Aim of the exercise:
Only the lines from the one holding "Decode this image" to the end of the data should be echoed, exactly as they appear, minus the pictures.
□ □ □ □
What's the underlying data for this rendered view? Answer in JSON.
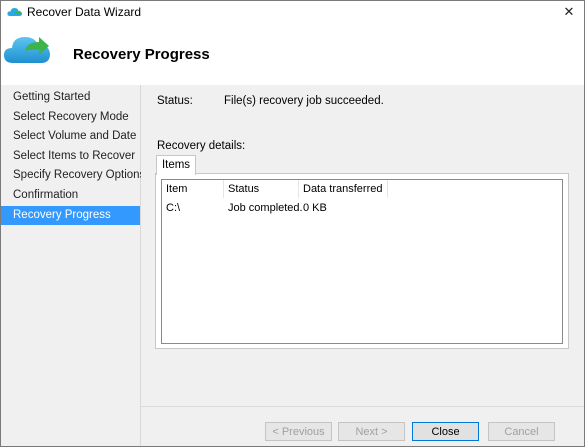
{
  "window": {
    "title": "Recover Data Wizard",
    "close_glyph": "✕"
  },
  "header": {
    "title": "Recovery Progress",
    "icon": "cloud-recovery-icon"
  },
  "sidebar": {
    "items": [
      {
        "label": "Getting Started",
        "active": false
      },
      {
        "label": "Select Recovery Mode",
        "active": false
      },
      {
        "label": "Select Volume and Date",
        "active": false
      },
      {
        "label": "Select Items to Recover",
        "active": false
      },
      {
        "label": "Specify Recovery Options",
        "active": false
      },
      {
        "label": "Confirmation",
        "active": false
      },
      {
        "label": "Recovery Progress",
        "active": true
      }
    ]
  },
  "main": {
    "status_label": "Status:",
    "status_value": "File(s) recovery job succeeded.",
    "details_label": "Recovery details:",
    "tab_label": "Items",
    "columns": [
      "Item",
      "Status",
      "Data transferred"
    ],
    "rows": [
      {
        "item": "C:\\",
        "status": "Job completed.",
        "data": "0 KB"
      }
    ]
  },
  "footer": {
    "previous": "< Previous",
    "next": "Next >",
    "close": "Close",
    "cancel": "Cancel"
  },
  "colors": {
    "selection": "#3399ff",
    "accent_border": "#0078d7",
    "cloud": "#29a9e0",
    "arrow": "#3cb44a"
  }
}
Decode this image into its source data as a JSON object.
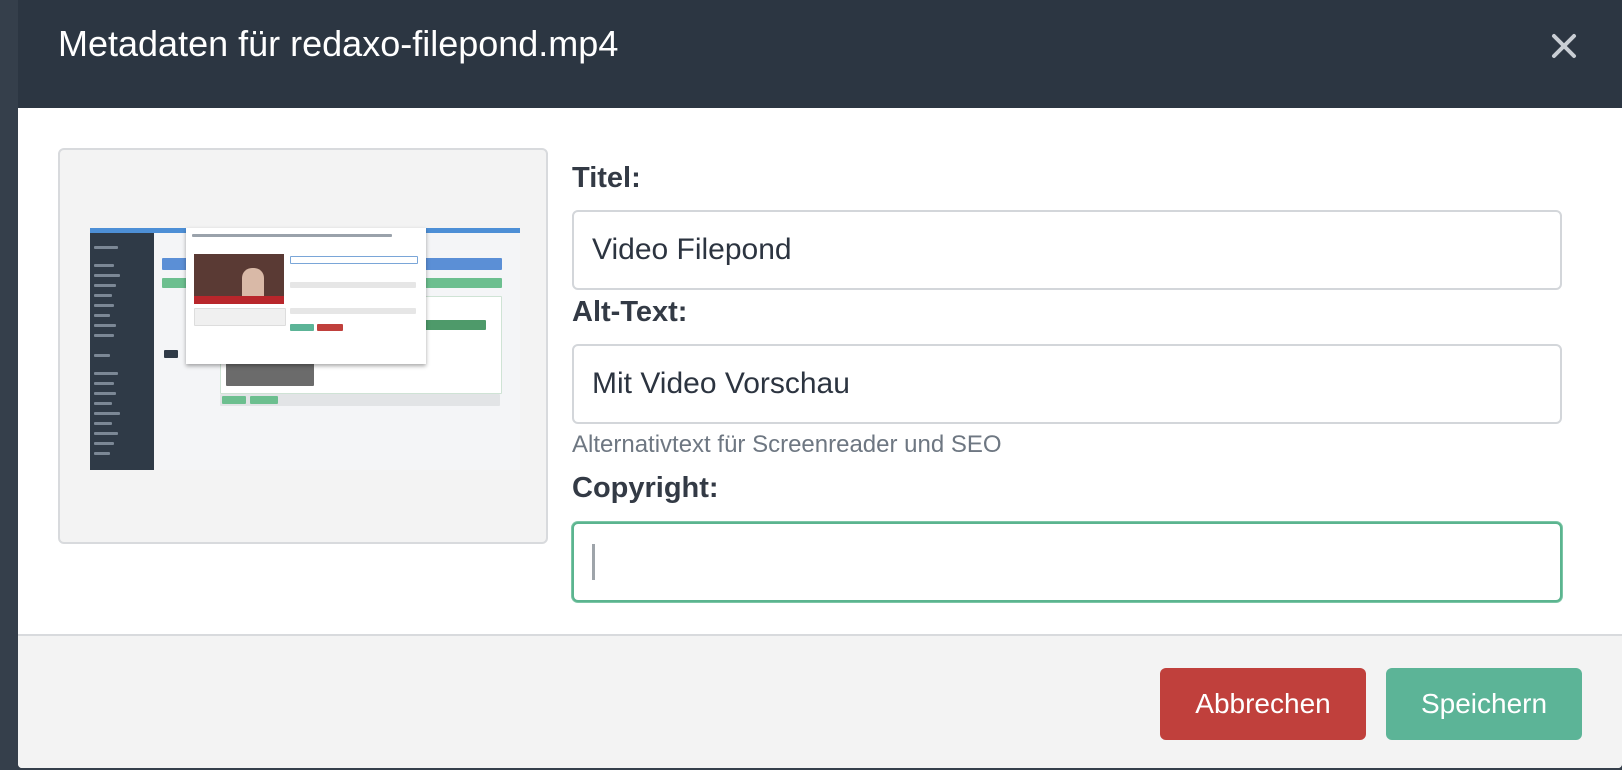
{
  "modal": {
    "title": "Metadaten für redaxo-filepond.mp4",
    "close_icon": "close-icon"
  },
  "preview": {
    "icon": "video-thumbnail-image"
  },
  "form": {
    "title": {
      "label": "Titel:",
      "value": "Video Filepond"
    },
    "alt_text": {
      "label": "Alt-Text:",
      "value": "Mit Video Vorschau",
      "help": "Alternativtext für Screenreader und SEO"
    },
    "copyright": {
      "label": "Copyright:",
      "value": ""
    }
  },
  "footer": {
    "cancel_label": "Abbrechen",
    "save_label": "Speichern"
  },
  "colors": {
    "header_bg": "#2c3642",
    "cancel": "#c0403c",
    "save": "#5cb497",
    "focus_border": "#5bb48f"
  }
}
□ □ □ □
Response to this task:
Decode this image into its source data as a JSON object.
{
  "modal": {
    "title": "Metadaten für redaxo-filepond.mp4",
    "close_icon": "close-icon"
  },
  "preview": {
    "icon": "video-thumbnail-image"
  },
  "form": {
    "title": {
      "label": "Titel:",
      "value": "Video Filepond"
    },
    "alt_text": {
      "label": "Alt-Text:",
      "value": "Mit Video Vorschau",
      "help": "Alternativtext für Screenreader und SEO"
    },
    "copyright": {
      "label": "Copyright:",
      "value": ""
    }
  },
  "footer": {
    "cancel_label": "Abbrechen",
    "save_label": "Speichern"
  },
  "colors": {
    "header_bg": "#2c3642",
    "cancel": "#c0403c",
    "save": "#5cb497",
    "focus_border": "#5bb48f"
  }
}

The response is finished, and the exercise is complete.